Data records:
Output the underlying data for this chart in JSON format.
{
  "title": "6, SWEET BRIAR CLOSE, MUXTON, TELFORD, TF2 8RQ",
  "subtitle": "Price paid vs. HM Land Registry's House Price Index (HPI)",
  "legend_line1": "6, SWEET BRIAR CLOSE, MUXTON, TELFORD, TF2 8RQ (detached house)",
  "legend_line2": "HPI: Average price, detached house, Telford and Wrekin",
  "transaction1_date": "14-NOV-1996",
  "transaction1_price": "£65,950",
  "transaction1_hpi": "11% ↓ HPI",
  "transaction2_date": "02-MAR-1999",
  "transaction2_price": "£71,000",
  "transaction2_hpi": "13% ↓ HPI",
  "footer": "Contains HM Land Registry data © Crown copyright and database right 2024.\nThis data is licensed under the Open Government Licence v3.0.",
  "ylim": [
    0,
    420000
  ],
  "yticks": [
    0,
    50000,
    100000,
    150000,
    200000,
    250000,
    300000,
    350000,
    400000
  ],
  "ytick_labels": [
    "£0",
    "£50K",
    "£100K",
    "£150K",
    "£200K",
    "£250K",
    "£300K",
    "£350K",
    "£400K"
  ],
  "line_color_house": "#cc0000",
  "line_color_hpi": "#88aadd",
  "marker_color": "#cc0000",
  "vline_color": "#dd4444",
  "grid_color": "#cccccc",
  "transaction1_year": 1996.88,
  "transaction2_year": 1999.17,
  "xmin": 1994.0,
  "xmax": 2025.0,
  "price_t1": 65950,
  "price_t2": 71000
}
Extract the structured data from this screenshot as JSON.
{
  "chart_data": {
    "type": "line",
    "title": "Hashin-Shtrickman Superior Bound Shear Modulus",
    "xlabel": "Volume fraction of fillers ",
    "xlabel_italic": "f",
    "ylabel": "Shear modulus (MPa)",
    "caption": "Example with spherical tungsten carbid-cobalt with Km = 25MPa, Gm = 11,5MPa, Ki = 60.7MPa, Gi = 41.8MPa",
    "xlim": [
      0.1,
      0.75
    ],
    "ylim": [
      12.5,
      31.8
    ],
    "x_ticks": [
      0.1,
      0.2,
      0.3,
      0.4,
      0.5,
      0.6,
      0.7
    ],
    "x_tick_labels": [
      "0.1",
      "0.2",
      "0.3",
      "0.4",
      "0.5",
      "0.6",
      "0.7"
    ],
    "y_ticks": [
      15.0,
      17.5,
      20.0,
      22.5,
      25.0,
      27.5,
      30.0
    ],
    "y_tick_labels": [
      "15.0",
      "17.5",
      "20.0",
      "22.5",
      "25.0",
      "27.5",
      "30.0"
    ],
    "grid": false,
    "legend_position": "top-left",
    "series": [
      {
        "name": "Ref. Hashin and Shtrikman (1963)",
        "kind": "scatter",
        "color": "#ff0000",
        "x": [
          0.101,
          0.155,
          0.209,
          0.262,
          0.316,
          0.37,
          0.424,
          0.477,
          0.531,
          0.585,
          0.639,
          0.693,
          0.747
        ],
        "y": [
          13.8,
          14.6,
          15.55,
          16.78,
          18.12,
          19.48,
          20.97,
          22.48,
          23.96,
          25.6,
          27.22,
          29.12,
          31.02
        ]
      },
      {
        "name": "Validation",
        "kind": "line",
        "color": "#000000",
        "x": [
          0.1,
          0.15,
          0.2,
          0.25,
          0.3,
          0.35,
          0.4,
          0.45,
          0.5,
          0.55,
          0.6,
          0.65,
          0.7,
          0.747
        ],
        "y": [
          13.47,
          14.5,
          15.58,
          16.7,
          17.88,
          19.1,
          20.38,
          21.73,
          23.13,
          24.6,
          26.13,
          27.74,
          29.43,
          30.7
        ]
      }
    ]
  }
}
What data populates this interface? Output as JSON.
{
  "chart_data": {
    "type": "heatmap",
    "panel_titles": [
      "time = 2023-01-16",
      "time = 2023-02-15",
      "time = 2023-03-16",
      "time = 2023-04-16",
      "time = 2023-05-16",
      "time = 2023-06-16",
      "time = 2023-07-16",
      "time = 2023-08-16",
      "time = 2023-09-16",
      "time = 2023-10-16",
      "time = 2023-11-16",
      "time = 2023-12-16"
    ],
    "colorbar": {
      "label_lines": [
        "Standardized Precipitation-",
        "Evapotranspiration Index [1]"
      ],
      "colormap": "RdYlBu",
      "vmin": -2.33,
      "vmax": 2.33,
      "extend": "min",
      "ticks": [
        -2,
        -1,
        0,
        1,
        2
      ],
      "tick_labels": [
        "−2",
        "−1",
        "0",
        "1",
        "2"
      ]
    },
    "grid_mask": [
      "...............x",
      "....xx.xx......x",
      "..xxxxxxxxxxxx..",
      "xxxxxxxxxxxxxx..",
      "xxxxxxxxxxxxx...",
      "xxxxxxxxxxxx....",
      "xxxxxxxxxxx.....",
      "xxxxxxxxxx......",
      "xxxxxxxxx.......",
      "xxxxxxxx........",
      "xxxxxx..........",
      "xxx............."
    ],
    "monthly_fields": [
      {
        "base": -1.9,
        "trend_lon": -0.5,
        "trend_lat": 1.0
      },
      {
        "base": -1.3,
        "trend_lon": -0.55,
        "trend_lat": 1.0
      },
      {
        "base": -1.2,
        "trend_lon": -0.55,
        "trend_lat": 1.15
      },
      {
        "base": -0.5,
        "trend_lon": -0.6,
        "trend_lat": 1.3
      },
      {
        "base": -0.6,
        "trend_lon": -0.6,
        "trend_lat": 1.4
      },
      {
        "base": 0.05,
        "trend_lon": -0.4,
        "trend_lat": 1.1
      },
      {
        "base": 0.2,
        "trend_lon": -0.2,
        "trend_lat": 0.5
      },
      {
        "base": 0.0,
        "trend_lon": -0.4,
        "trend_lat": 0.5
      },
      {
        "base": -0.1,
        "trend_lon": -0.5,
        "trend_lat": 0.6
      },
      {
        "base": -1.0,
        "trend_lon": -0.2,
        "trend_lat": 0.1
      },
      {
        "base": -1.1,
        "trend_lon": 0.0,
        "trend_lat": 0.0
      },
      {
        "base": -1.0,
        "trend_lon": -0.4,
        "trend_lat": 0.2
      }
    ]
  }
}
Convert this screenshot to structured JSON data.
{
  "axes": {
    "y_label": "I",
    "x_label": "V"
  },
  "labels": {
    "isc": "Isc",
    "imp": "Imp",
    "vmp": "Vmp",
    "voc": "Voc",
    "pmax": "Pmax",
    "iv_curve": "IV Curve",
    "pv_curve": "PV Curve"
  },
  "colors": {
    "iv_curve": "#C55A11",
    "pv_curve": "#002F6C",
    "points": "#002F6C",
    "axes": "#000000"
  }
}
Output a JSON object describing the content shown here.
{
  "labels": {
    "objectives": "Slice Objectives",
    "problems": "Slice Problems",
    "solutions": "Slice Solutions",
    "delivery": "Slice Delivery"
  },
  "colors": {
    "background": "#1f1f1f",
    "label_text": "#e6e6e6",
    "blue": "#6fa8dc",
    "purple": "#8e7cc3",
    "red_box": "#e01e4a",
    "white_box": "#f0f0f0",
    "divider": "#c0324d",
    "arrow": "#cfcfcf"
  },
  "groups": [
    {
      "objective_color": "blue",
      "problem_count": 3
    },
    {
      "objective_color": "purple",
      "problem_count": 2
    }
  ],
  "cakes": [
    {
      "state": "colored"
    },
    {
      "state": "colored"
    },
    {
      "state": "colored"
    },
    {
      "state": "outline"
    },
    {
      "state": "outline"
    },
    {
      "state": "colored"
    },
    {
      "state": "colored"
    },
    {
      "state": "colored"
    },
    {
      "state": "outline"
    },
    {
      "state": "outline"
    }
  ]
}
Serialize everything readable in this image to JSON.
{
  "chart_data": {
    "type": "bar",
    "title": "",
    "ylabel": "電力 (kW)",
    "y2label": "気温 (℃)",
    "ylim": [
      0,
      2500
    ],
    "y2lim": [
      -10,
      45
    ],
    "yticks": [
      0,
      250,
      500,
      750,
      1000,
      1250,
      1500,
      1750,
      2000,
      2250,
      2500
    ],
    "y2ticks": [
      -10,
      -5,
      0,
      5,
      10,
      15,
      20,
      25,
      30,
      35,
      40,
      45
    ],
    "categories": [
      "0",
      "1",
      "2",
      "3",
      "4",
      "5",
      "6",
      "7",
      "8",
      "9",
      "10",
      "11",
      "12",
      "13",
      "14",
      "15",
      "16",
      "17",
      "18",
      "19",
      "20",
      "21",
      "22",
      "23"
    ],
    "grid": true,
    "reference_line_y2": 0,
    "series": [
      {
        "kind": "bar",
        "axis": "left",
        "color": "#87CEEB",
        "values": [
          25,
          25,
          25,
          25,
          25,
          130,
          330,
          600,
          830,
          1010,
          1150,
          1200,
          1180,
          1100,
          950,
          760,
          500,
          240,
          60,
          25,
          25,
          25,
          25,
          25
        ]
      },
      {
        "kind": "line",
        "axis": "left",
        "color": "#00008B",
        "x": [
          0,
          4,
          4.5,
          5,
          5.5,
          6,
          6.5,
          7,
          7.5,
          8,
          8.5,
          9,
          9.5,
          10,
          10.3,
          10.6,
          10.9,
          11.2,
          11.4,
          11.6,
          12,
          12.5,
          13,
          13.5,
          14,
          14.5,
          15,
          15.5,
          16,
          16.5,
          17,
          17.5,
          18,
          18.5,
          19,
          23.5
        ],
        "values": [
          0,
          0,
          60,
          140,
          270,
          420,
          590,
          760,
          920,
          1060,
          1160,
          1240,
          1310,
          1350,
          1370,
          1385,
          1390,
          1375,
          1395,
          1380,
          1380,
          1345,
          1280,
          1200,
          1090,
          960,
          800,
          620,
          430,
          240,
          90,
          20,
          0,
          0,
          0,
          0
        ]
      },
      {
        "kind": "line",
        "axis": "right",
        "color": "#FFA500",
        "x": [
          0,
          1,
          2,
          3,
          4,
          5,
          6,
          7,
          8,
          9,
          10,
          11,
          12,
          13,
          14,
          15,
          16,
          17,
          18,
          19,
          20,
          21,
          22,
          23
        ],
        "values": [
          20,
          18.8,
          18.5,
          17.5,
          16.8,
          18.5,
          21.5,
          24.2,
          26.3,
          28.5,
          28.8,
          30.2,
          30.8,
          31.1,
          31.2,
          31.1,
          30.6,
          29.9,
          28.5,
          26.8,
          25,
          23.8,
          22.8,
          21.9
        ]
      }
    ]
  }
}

Short problem: Filter the records above for "Output" and copy every matching line.

Exercise response:
Output the underlying data for this chart in JSON format.
What data populates this interface? Output as JSON.
Output a JSON object describing the content shown here.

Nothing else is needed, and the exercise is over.